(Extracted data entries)

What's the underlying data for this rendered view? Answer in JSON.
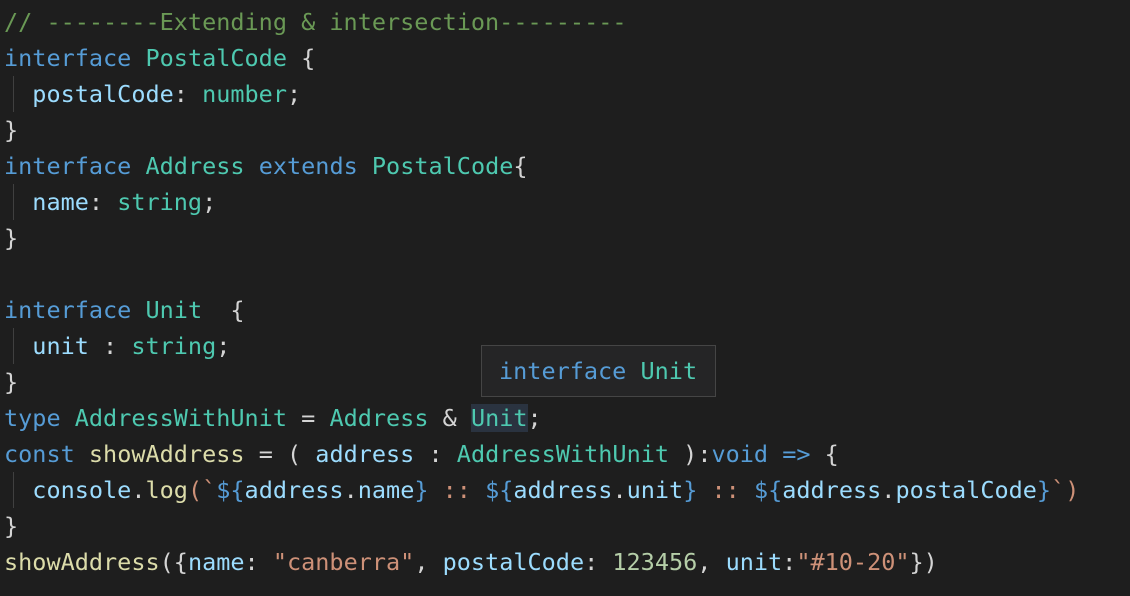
{
  "code": {
    "l1": {
      "comment": "// --------Extending & intersection---------"
    },
    "l2": {
      "kw": "interface",
      "name": "PostalCode",
      "brace": " {"
    },
    "l3": {
      "prop": "postalCode",
      "colon": ": ",
      "type": "number",
      "semi": ";"
    },
    "l4": {
      "brace": "}"
    },
    "l5": {
      "kw": "interface",
      "name": "Address",
      "kw2": "extends",
      "base": "PostalCode",
      "brace": "{"
    },
    "l6": {
      "prop": "name",
      "colon": ": ",
      "type": "string",
      "semi": ";"
    },
    "l7": {
      "brace": "}"
    },
    "l9": {
      "kw": "interface",
      "name": "Unit",
      "brace": "  {"
    },
    "l10": {
      "prop": "unit",
      "colon": " : ",
      "type": "string",
      "semi": ";"
    },
    "l11": {
      "brace": "}"
    },
    "l12": {
      "kw": "type",
      "name": "AddressWithUnit",
      "eq": " = ",
      "t1": "Address",
      "amp": " & ",
      "t2": "Unit",
      "semi": ";"
    },
    "l13": {
      "kw": "const",
      "fn": "showAddress",
      "eq": " = ( ",
      "param": "address",
      "colon": " : ",
      "ptype": "AddressWithUnit",
      "close": " ):",
      "ret": "void",
      "arrow": "=>",
      "brace": " {"
    },
    "l14": {
      "obj": "console",
      "dot": ".",
      "method": "log",
      "open": "(`",
      "d1o": "${",
      "p1": "address",
      "p1dot": ".",
      "p1prop": "name",
      "d1c": "}",
      "sep1": " :: ",
      "d2o": "${",
      "p2": "address",
      "p2dot": ".",
      "p2prop": "unit",
      "d2c": "}",
      "sep2": " :: ",
      "d3o": "${",
      "p3": "address",
      "p3dot": ".",
      "p3prop": "postalCode",
      "d3c": "}",
      "close": "`)"
    },
    "l15": {
      "brace": "}"
    },
    "l16": {
      "fn": "showAddress",
      "open": "({",
      "k1": "name",
      "c1": ": ",
      "v1": "\"canberra\"",
      "s1": ", ",
      "k2": "postalCode",
      "c2": ": ",
      "v2": "123456",
      "s2": ", ",
      "k3": "unit",
      "c3": ":",
      "v3": "\"#10-20\"",
      "close": "})"
    }
  },
  "hover": {
    "kw": "interface",
    "name": "Unit"
  },
  "colors": {
    "background": "#1e1e1e",
    "comment": "#6a9955",
    "keyword": "#569cd6",
    "type": "#4ec9b0",
    "property": "#9cdcfe",
    "function": "#dcdcaa",
    "string": "#ce9178",
    "number": "#b5cea8"
  }
}
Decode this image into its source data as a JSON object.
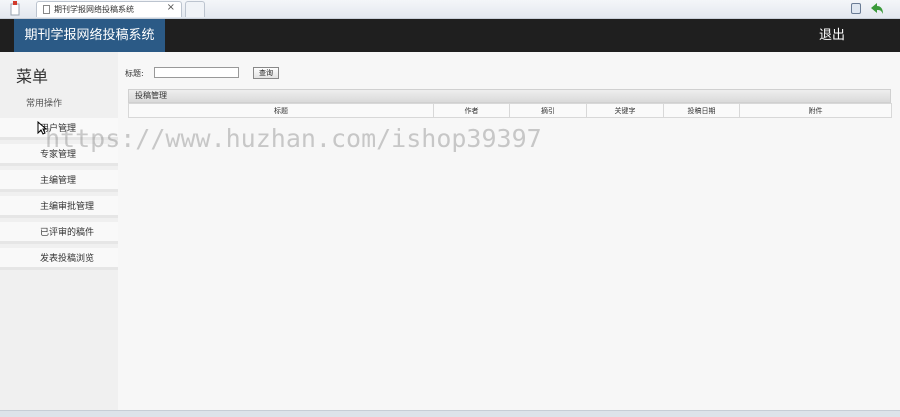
{
  "browser": {
    "tab_title": "期刊学报网络投稿系统",
    "tab_close": "×"
  },
  "header": {
    "brand": "期刊学报网络投稿系统",
    "logout": "退出"
  },
  "sidebar": {
    "title": "菜单",
    "group": "常用操作",
    "items": [
      {
        "label": "用户管理"
      },
      {
        "label": "专家管理"
      },
      {
        "label": "主编管理"
      },
      {
        "label": "主编审批管理"
      },
      {
        "label": "已评审的稿件"
      },
      {
        "label": "发表投稿浏览"
      }
    ]
  },
  "search": {
    "label": "标题:",
    "value": "",
    "button": "查询"
  },
  "panel": {
    "title": "投稿管理",
    "columns": [
      "标题",
      "作者",
      "摘引",
      "关键字",
      "投稿日期",
      "附件"
    ]
  },
  "watermark": "https://www.huzhan.com/ishop39397",
  "colors": {
    "header_bg": "#1f1f1f",
    "brand_bg": "#2b5a86",
    "sidebar_bg": "#f0f0f0"
  }
}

> Your goal
Your task is to repeat the data above exactly while excluding the pictures.

> The result
What's the underlying data for this rendered view? Answer in JSON.
{
  "code": {
    "l1": {
      "comment": "// --------Extending & intersection---------"
    },
    "l2": {
      "kw": "interface",
      "name": "PostalCode",
      "brace": " {"
    },
    "l3": {
      "prop": "postalCode",
      "colon": ": ",
      "type": "number",
      "semi": ";"
    },
    "l4": {
      "brace": "}"
    },
    "l5": {
      "kw": "interface",
      "name": "Address",
      "kw2": "extends",
      "base": "PostalCode",
      "brace": "{"
    },
    "l6": {
      "prop": "name",
      "colon": ": ",
      "type": "string",
      "semi": ";"
    },
    "l7": {
      "brace": "}"
    },
    "l9": {
      "kw": "interface",
      "name": "Unit",
      "brace": "  {"
    },
    "l10": {
      "prop": "unit",
      "colon": " : ",
      "type": "string",
      "semi": ";"
    },
    "l11": {
      "brace": "}"
    },
    "l12": {
      "kw": "type",
      "name": "AddressWithUnit",
      "eq": " = ",
      "t1": "Address",
      "amp": " & ",
      "t2": "Unit",
      "semi": ";"
    },
    "l13": {
      "kw": "const",
      "fn": "showAddress",
      "eq": " = ( ",
      "param": "address",
      "colon": " : ",
      "ptype": "AddressWithUnit",
      "close": " ):",
      "ret": "void",
      "arrow": "=>",
      "brace": " {"
    },
    "l14": {
      "obj": "console",
      "dot": ".",
      "method": "log",
      "open": "(`",
      "d1o": "${",
      "p1": "address",
      "p1dot": ".",
      "p1prop": "name",
      "d1c": "}",
      "sep1": " :: ",
      "d2o": "${",
      "p2": "address",
      "p2dot": ".",
      "p2prop": "unit",
      "d2c": "}",
      "sep2": " :: ",
      "d3o": "${",
      "p3": "address",
      "p3dot": ".",
      "p3prop": "postalCode",
      "d3c": "}",
      "close": "`)"
    },
    "l15": {
      "brace": "}"
    },
    "l16": {
      "fn": "showAddress",
      "open": "({",
      "k1": "name",
      "c1": ": ",
      "v1": "\"canberra\"",
      "s1": ", ",
      "k2": "postalCode",
      "c2": ": ",
      "v2": "123456",
      "s2": ", ",
      "k3": "unit",
      "c3": ":",
      "v3": "\"#10-20\"",
      "close": "})"
    }
  },
  "hover": {
    "kw": "interface",
    "name": "Unit"
  },
  "colors": {
    "background": "#1e1e1e",
    "comment": "#6a9955",
    "keyword": "#569cd6",
    "type": "#4ec9b0",
    "property": "#9cdcfe",
    "function": "#dcdcaa",
    "string": "#ce9178",
    "number": "#b5cea8"
  }
}
Decode this image into its source data as a JSON object.
{
  "browser": {
    "tab_title": "期刊学报网络投稿系统",
    "tab_close": "×"
  },
  "header": {
    "brand": "期刊学报网络投稿系统",
    "logout": "退出"
  },
  "sidebar": {
    "title": "菜单",
    "group": "常用操作",
    "items": [
      {
        "label": "用户管理"
      },
      {
        "label": "专家管理"
      },
      {
        "label": "主编管理"
      },
      {
        "label": "主编审批管理"
      },
      {
        "label": "已评审的稿件"
      },
      {
        "label": "发表投稿浏览"
      }
    ]
  },
  "search": {
    "label": "标题:",
    "value": "",
    "button": "查询"
  },
  "panel": {
    "title": "投稿管理",
    "columns": [
      "标题",
      "作者",
      "摘引",
      "关键字",
      "投稿日期",
      "附件"
    ]
  },
  "watermark": "https://www.huzhan.com/ishop39397",
  "colors": {
    "header_bg": "#1f1f1f",
    "brand_bg": "#2b5a86",
    "sidebar_bg": "#f0f0f0"
  }
}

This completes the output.